BEGIN Source records

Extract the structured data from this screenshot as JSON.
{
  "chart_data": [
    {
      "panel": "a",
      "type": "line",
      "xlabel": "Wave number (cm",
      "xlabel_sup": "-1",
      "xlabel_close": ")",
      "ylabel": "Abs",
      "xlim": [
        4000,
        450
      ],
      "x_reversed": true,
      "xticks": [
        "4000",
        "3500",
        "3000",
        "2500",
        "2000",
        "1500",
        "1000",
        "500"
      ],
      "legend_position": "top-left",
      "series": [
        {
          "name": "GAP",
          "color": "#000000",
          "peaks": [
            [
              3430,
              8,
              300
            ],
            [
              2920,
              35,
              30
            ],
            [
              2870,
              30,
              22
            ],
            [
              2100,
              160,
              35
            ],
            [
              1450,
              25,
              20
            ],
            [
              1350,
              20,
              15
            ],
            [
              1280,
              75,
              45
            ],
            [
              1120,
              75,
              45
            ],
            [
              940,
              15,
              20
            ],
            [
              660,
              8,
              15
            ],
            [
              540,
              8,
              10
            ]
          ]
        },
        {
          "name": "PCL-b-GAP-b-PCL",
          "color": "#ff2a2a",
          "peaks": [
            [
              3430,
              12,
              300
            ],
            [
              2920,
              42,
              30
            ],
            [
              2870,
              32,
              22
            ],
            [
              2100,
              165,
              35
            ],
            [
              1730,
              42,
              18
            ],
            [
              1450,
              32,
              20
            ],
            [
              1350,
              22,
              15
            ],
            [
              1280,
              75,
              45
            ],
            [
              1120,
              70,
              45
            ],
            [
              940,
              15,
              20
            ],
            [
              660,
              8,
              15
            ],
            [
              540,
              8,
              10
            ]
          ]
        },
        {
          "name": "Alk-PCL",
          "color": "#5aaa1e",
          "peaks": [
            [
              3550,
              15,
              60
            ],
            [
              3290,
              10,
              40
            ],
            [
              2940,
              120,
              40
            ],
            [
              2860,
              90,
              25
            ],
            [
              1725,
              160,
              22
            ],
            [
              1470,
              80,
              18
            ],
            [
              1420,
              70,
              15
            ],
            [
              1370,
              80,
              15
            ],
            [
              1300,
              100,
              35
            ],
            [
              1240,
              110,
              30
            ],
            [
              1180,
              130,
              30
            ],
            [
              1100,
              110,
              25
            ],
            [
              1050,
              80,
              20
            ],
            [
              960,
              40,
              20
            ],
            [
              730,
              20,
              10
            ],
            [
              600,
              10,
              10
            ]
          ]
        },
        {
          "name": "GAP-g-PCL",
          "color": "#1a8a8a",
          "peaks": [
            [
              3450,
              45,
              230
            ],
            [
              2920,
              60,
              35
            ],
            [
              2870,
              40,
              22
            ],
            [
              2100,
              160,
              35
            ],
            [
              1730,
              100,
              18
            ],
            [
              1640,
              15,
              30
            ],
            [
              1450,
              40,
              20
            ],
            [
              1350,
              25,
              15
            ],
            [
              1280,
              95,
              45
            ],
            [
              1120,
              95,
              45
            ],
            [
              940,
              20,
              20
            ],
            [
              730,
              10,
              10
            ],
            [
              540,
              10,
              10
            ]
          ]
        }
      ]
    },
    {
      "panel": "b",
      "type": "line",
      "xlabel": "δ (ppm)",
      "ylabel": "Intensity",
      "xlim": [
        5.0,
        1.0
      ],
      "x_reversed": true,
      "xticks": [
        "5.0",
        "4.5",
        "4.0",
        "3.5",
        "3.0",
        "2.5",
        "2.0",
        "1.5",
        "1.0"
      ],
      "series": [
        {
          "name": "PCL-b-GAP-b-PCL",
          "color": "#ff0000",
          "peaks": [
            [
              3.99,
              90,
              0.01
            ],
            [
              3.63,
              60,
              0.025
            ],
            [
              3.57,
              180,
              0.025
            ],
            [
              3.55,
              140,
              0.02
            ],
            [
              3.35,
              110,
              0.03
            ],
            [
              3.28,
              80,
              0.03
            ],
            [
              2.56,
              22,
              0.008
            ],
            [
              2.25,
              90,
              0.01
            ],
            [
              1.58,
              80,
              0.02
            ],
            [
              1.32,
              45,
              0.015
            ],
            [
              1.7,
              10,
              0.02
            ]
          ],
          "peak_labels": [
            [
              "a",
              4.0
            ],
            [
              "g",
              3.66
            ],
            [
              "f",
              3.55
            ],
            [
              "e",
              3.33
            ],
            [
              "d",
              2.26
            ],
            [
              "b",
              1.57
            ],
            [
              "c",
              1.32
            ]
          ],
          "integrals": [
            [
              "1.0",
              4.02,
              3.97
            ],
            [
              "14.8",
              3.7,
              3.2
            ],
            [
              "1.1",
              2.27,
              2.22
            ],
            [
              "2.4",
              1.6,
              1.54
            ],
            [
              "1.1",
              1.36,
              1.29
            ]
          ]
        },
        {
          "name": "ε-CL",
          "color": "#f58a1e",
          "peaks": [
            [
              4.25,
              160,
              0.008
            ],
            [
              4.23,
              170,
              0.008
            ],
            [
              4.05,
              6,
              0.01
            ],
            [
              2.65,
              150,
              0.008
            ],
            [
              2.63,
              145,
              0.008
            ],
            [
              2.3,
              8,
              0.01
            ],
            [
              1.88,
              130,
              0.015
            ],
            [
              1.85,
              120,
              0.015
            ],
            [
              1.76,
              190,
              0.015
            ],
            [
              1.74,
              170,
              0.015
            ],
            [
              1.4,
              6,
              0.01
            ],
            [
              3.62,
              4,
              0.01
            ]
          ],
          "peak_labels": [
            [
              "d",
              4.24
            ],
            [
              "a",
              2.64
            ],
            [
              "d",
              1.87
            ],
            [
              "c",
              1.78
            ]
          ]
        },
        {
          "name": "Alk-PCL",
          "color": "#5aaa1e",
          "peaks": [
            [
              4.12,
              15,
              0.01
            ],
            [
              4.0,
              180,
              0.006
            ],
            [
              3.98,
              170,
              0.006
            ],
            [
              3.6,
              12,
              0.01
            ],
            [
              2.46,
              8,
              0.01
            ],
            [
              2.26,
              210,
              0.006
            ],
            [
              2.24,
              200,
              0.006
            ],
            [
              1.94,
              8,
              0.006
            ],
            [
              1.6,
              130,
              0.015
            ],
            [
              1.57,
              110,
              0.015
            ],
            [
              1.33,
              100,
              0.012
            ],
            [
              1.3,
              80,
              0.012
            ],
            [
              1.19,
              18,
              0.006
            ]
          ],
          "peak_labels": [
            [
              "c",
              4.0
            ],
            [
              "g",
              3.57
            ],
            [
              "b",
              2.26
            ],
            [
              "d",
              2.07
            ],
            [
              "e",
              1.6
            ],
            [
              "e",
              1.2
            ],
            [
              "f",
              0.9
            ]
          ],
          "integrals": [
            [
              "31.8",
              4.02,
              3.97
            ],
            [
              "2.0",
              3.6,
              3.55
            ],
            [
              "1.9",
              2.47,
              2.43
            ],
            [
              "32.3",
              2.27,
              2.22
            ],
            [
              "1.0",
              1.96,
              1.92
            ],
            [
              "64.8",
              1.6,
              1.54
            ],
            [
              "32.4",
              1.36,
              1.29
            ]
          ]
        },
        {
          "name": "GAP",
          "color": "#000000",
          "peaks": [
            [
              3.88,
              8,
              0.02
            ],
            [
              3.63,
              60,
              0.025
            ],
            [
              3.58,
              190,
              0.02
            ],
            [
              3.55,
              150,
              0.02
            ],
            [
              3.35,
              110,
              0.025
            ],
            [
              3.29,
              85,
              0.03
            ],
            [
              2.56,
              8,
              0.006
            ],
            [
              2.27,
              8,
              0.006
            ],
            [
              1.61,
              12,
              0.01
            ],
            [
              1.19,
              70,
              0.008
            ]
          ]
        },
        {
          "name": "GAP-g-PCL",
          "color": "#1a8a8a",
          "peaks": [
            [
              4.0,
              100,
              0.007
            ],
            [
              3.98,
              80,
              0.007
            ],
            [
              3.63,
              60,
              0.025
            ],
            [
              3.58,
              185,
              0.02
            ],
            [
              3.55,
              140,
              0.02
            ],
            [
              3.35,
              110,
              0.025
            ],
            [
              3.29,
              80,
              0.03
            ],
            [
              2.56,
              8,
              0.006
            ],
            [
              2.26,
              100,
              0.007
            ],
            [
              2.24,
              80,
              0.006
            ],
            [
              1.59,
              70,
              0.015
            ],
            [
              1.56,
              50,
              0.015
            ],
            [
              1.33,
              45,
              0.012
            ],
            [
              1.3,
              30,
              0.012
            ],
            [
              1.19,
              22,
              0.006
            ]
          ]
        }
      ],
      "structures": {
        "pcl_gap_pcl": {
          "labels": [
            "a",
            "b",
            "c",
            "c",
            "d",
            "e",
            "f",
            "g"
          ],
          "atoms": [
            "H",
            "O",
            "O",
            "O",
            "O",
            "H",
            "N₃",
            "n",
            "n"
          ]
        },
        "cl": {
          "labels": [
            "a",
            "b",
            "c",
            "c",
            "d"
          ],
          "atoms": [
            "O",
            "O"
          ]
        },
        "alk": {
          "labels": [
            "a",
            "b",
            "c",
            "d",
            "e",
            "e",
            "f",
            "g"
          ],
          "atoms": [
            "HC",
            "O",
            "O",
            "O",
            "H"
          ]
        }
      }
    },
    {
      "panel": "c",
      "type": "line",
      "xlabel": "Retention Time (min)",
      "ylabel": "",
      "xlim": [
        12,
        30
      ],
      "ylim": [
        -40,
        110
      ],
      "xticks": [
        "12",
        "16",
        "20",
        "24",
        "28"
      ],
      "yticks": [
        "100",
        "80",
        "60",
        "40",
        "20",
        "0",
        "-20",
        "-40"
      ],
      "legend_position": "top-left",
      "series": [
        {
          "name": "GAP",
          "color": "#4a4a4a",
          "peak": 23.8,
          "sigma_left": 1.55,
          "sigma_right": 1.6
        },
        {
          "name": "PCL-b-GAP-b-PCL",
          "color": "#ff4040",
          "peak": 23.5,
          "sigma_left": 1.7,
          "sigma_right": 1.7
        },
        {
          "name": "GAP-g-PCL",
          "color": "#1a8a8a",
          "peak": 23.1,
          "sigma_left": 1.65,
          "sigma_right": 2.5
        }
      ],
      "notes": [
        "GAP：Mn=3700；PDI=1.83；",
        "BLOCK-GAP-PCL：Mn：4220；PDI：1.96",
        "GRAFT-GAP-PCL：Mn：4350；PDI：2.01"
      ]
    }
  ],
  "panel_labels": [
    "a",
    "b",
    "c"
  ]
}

END Source records

■ Exercise goal: State how many lines of the listing above include the word "ylabel". Give nothing but the number.

■ Result of this exercise: 3